■ Problem details
Return the lines where the word "this" occurs.

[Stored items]

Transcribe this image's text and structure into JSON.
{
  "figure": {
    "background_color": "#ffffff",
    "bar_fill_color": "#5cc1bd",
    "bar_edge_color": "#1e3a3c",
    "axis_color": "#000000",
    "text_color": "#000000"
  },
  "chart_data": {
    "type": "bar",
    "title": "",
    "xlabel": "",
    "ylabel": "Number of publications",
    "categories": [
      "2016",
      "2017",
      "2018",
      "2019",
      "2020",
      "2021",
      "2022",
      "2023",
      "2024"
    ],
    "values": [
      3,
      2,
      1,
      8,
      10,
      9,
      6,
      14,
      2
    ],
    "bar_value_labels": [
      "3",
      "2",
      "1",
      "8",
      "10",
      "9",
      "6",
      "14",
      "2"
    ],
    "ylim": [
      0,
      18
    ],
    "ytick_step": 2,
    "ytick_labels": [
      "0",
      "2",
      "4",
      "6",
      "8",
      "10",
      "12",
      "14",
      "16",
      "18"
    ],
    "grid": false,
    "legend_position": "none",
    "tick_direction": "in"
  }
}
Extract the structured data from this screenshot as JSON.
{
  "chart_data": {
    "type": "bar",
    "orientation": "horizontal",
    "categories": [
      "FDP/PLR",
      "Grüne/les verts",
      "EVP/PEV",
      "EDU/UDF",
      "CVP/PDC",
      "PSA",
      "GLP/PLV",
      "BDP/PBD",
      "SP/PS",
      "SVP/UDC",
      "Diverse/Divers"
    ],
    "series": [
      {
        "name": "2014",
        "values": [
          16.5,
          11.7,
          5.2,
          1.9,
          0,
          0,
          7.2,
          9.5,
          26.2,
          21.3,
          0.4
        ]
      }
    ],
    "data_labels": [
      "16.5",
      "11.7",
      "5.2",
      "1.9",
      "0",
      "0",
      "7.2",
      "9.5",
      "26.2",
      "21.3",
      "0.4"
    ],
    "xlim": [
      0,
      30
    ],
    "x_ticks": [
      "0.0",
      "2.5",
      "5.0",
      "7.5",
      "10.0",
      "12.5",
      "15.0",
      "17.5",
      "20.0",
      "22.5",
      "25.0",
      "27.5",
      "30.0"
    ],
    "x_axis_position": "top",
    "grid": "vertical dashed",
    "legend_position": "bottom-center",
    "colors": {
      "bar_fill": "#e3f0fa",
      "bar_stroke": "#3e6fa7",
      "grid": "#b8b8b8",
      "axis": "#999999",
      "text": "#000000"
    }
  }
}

■ Solution
Transcribe this image's text and structure into JSON.
Extract the structured data from this screenshot as JSON.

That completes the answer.